--- START OF Source excerpt ---
In the early 1830’s, European pioneers settled in McHenry County, and converted much of the land into farmland. Historical records show that in 1869 English immigrants Thomas Southwick and William Peak built a dairy farm on the land now referred to as The Hollows Conservation Area. Remnants of a house, barn and milk house were found on the land. In 1880, records show German immigrant and railroad foreman August Arps, rented the land to Edwin Kems and his brother George Kems and family. It is believed they sold cheese as several small cheese factories once existed in the area. It is suspected that the Kems could no longer create enough income and left the area in 1890. The home fell into absolute disrepair in the quiet woodlot.
--- END OF Source excerpt ---
--- START OF Available data ---
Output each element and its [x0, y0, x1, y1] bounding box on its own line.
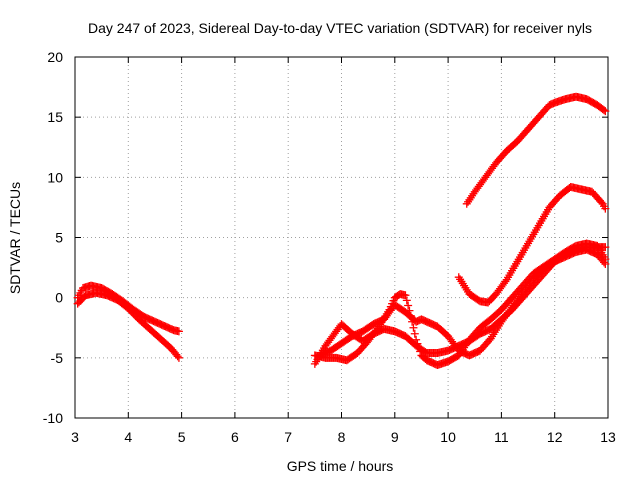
--- END OF Available data ---
What to do:
**A.** From the passage on the history of The Hollows Conservation Area, extract the text from "In the early" up to and including "the quiet woodlot.".
**B.** Write the next part of the history of The Hollows Conservation Area land, beginning right after its final sentence.

Answers:
**A.**
In the early 1830’s, European pioneers settled in McHenry County, and converted much of the land into farmland. Historical records show that in 1869 English immigrants Thomas Southwick and William Peak built a dairy farm on the land now referred to as The Hollows Conservation Area. Remnants of a house, barn and milk house were found on the land. In 1880, records show German immigrant and railroad foreman August Arps, rented the land to Edwin Kems and his brother George Kems and family. It is believed they sold cheese as several small cheese factories once existed in the area. It is suspected that the Kems could no longer create enough income and left the area in 1890. The home fell into absolute disrepair in the quiet woodlot.

**B.**
In 1891, the Wisconsin Lime and Cement Co. purchased the land, and started mining the rocky soils for gravel. Though the land changed hands several times, first to the Consumers Company and finally to Vulcan Materials Corporation, gravel mining continued at the Hollows for forty years. The Lake is a result of mining the earth for clay, silt, and gravel. Mining was continuous from 1925 to 1955 and started up again from 1969 to 1974 to keep up with demand for sand and road building materials.
McHenry County Conservation District acquired 350 acre from Vulcan Materials Corporation in December of 1977 and began restoring the land and adding public amenities. The site officially opened for the public on October 2, 1983 and continues to be one of the District’s most popular sites.